╔══
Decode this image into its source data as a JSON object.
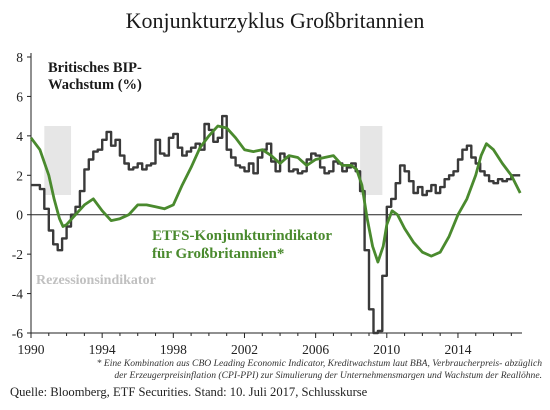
{
  "chart_data": {
    "type": "line",
    "title": "Konjunkturzyklus Großbritannien",
    "ylim": [
      -6,
      8
    ],
    "yticks": [
      -6,
      -4,
      -2,
      0,
      2,
      4,
      6,
      8
    ],
    "xlim": [
      1990,
      2017.6
    ],
    "xticks": [
      1990,
      1994,
      1998,
      2002,
      2006,
      2010,
      2014
    ],
    "grid": false,
    "recessions": [
      {
        "start": 1990.75,
        "end": 1992.25
      },
      {
        "start": 2008.5,
        "end": 2009.75
      }
    ],
    "recession_label": "Rezessionsindikator",
    "series": [
      {
        "name": "Britisches BIP-Wachstum (%)",
        "color": "#3a3a3a",
        "x": [
          1990.0,
          1990.5,
          1990.75,
          1991.0,
          1991.25,
          1991.5,
          1991.75,
          1992.0,
          1992.25,
          1992.5,
          1992.75,
          1993.0,
          1993.25,
          1993.5,
          1993.75,
          1994.0,
          1994.25,
          1994.5,
          1994.75,
          1995.0,
          1995.25,
          1995.5,
          1995.75,
          1996.0,
          1996.25,
          1996.5,
          1996.75,
          1997.0,
          1997.25,
          1997.5,
          1997.75,
          1998.0,
          1998.25,
          1998.5,
          1998.75,
          1999.0,
          1999.25,
          1999.5,
          1999.75,
          2000.0,
          2000.25,
          2000.5,
          2000.75,
          2001.0,
          2001.25,
          2001.5,
          2001.75,
          2002.0,
          2002.25,
          2002.5,
          2002.75,
          2003.0,
          2003.25,
          2003.5,
          2003.75,
          2004.0,
          2004.25,
          2004.5,
          2004.75,
          2005.0,
          2005.25,
          2005.5,
          2005.75,
          2006.0,
          2006.25,
          2006.5,
          2006.75,
          2007.0,
          2007.25,
          2007.5,
          2007.75,
          2008.0,
          2008.25,
          2008.5,
          2008.75,
          2009.0,
          2009.25,
          2009.5,
          2009.75,
          2010.0,
          2010.25,
          2010.5,
          2010.75,
          2011.0,
          2011.25,
          2011.5,
          2011.75,
          2012.0,
          2012.25,
          2012.5,
          2012.75,
          2013.0,
          2013.25,
          2013.5,
          2013.75,
          2014.0,
          2014.25,
          2014.5,
          2014.75,
          2015.0,
          2015.25,
          2015.5,
          2015.75,
          2016.0,
          2016.25,
          2016.5,
          2016.75,
          2017.0,
          2017.25,
          2017.5
        ],
        "y": [
          1.5,
          1.3,
          0.3,
          -0.8,
          -1.5,
          -1.8,
          -1.2,
          -0.6,
          0.0,
          0.4,
          1.2,
          2.3,
          2.8,
          3.2,
          3.3,
          3.8,
          4.2,
          3.5,
          3.8,
          3.0,
          2.6,
          2.3,
          2.4,
          2.6,
          2.3,
          2.5,
          2.6,
          3.8,
          3.1,
          3.0,
          3.9,
          4.1,
          3.4,
          3.0,
          3.2,
          3.4,
          3.6,
          3.3,
          4.6,
          4.3,
          3.7,
          3.9,
          5.0,
          3.3,
          2.9,
          2.5,
          2.4,
          2.2,
          2.6,
          2.1,
          2.9,
          3.3,
          3.6,
          2.7,
          2.2,
          3.1,
          2.9,
          2.2,
          2.3,
          2.1,
          2.2,
          2.8,
          3.1,
          3.0,
          2.4,
          2.1,
          2.2,
          2.7,
          2.6,
          2.2,
          2.4,
          2.6,
          2.2,
          1.2,
          -1.8,
          -4.8,
          -6.0,
          -5.9,
          -3.1,
          0.4,
          0.8,
          1.6,
          2.5,
          2.2,
          1.7,
          1.1,
          1.4,
          1.0,
          1.2,
          1.5,
          1.1,
          1.4,
          1.8,
          2.0,
          2.2,
          2.8,
          3.3,
          3.5,
          2.9,
          2.6,
          2.2,
          2.0,
          1.7,
          1.6,
          1.8,
          1.7,
          1.8,
          2.0,
          2.0,
          2.0
        ]
      },
      {
        "name": "ETFS-Konjunkturindikator für Großbritannien*",
        "color": "#4a8a2e",
        "x": [
          1990.0,
          1990.5,
          1991.0,
          1991.3,
          1991.6,
          1991.8,
          1992.0,
          1992.5,
          1993.0,
          1993.5,
          1994.0,
          1994.5,
          1995.0,
          1995.5,
          1996.0,
          1996.5,
          1997.0,
          1997.5,
          1998.0,
          1998.5,
          1999.0,
          1999.5,
          2000.0,
          2000.5,
          2001.0,
          2001.5,
          2002.0,
          2002.5,
          2003.0,
          2003.5,
          2004.0,
          2004.5,
          2005.0,
          2005.5,
          2006.0,
          2006.5,
          2007.0,
          2007.5,
          2008.0,
          2008.3,
          2008.6,
          2008.9,
          2009.2,
          2009.5,
          2009.8,
          2010.0,
          2010.3,
          2010.6,
          2011.0,
          2011.5,
          2012.0,
          2012.5,
          2013.0,
          2013.5,
          2014.0,
          2014.5,
          2015.0,
          2015.3,
          2015.6,
          2016.0,
          2016.5,
          2017.0,
          2017.5
        ],
        "y": [
          3.9,
          3.3,
          2.0,
          0.8,
          -0.2,
          -0.6,
          -0.5,
          0.0,
          0.5,
          0.8,
          0.2,
          -0.3,
          -0.2,
          0.0,
          0.5,
          0.5,
          0.4,
          0.3,
          0.5,
          1.5,
          2.4,
          3.4,
          4.0,
          4.5,
          4.4,
          3.9,
          3.3,
          3.2,
          3.3,
          3.0,
          2.6,
          3.0,
          2.9,
          2.5,
          2.8,
          2.9,
          3.0,
          2.5,
          2.5,
          2.3,
          1.5,
          -0.2,
          -1.6,
          -2.4,
          -1.6,
          -0.5,
          0.2,
          0.0,
          -0.7,
          -1.4,
          -1.9,
          -2.1,
          -1.9,
          -1.1,
          0.0,
          0.8,
          2.0,
          3.0,
          3.6,
          3.3,
          2.6,
          2.0,
          1.1
        ]
      }
    ]
  },
  "labels": {
    "gdp_legend_line1": "Britisches BIP-",
    "gdp_legend_line2": "Wachstum (%)",
    "indicator_legend_line1": "ETFS-Konjunkturindikator",
    "indicator_legend_line2": "für Großbritannien*"
  },
  "footnote_line1": "* Eine Kombination aus CBO Leading Economic Indicator, Kreditwachstum laut BBA, Verbraucherpreis- abzüglich",
  "footnote_line2": "der Erzeugerpreisinflation (CPI-PPI) zur Simulierung der Unternehmensmargen und Wachstum der Reallöhne.",
  "source": "Quelle: Bloomberg, ETF Securities. Stand: 10. Juli 2017, Schlusskurse"
}
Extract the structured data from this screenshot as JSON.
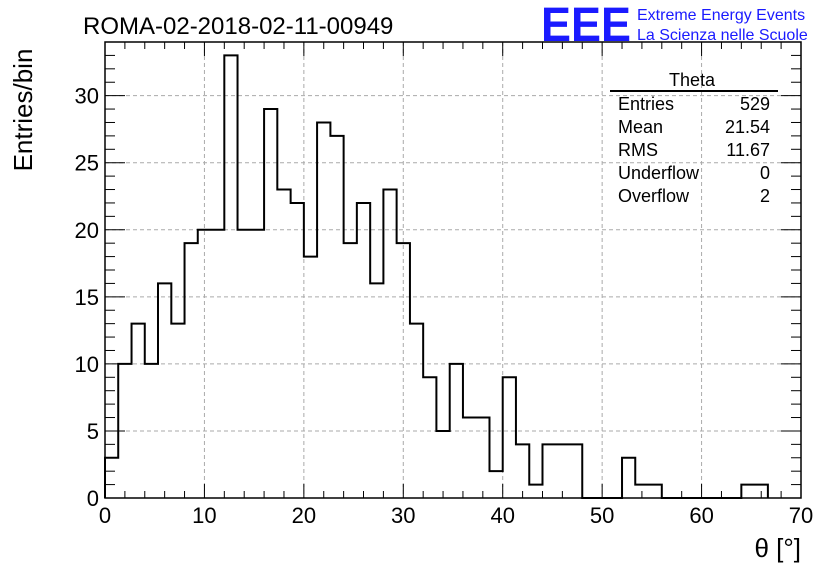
{
  "header": {
    "run_title": "ROMA-02-2018-02-11-00949",
    "logo_text": "EEE",
    "logo_line1": "Extreme Energy Events",
    "logo_line2": "La Scienza nelle Scuole",
    "logo_color": "#1a1aff"
  },
  "stats_box": {
    "title": "Theta",
    "rows": [
      {
        "label": "Entries",
        "value": "529"
      },
      {
        "label": "Mean",
        "value": "21.54"
      },
      {
        "label": "RMS",
        "value": "11.67"
      },
      {
        "label": "Underflow",
        "value": "0"
      },
      {
        "label": "Overflow",
        "value": "2"
      }
    ]
  },
  "chart_data": {
    "type": "bar",
    "style": "step-histogram",
    "xlabel": "θ [°]",
    "ylabel": "Entries/bin",
    "xlim": [
      0,
      70
    ],
    "ylim": [
      0,
      34
    ],
    "xticks": [
      0,
      10,
      20,
      30,
      40,
      50,
      60,
      70
    ],
    "yticks": [
      0,
      5,
      10,
      15,
      20,
      25,
      30
    ],
    "grid": true,
    "bin_edges": [
      0,
      1.33,
      2.67,
      4,
      5.33,
      6.67,
      8,
      9.33,
      10.67,
      12,
      13.33,
      14.67,
      16,
      17.33,
      18.67,
      20,
      21.33,
      22.67,
      24,
      25.33,
      26.67,
      28,
      29.33,
      30.67,
      32,
      33.33,
      34.67,
      36,
      37.33,
      38.67,
      40,
      41.33,
      42.67,
      44,
      45.33,
      46.67,
      48,
      49.33,
      50.67,
      52,
      53.33,
      54.67,
      56,
      57.33,
      58.67,
      60,
      61.33,
      62.67,
      64,
      65.33,
      66.67
    ],
    "values": [
      3,
      10,
      13,
      10,
      16,
      13,
      19,
      20,
      20,
      33,
      20,
      20,
      29,
      23,
      22,
      18,
      28,
      27,
      19,
      22,
      16,
      23,
      19,
      13,
      9,
      5,
      10,
      6,
      6,
      2,
      9,
      4,
      1,
      4,
      4,
      4,
      0,
      0,
      0,
      3,
      1,
      1,
      0,
      0,
      0,
      0,
      0,
      0,
      1,
      1
    ],
    "line_color": "#000000"
  }
}
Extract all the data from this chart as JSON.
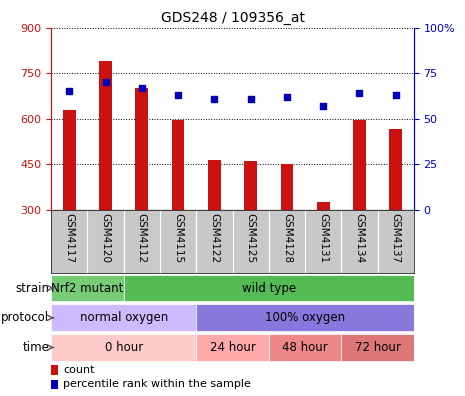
╚══
TASK STATEMENT: Go through the listing above line by line and say how many lines hold the word "this". Reply with that number only.

RESULT: 3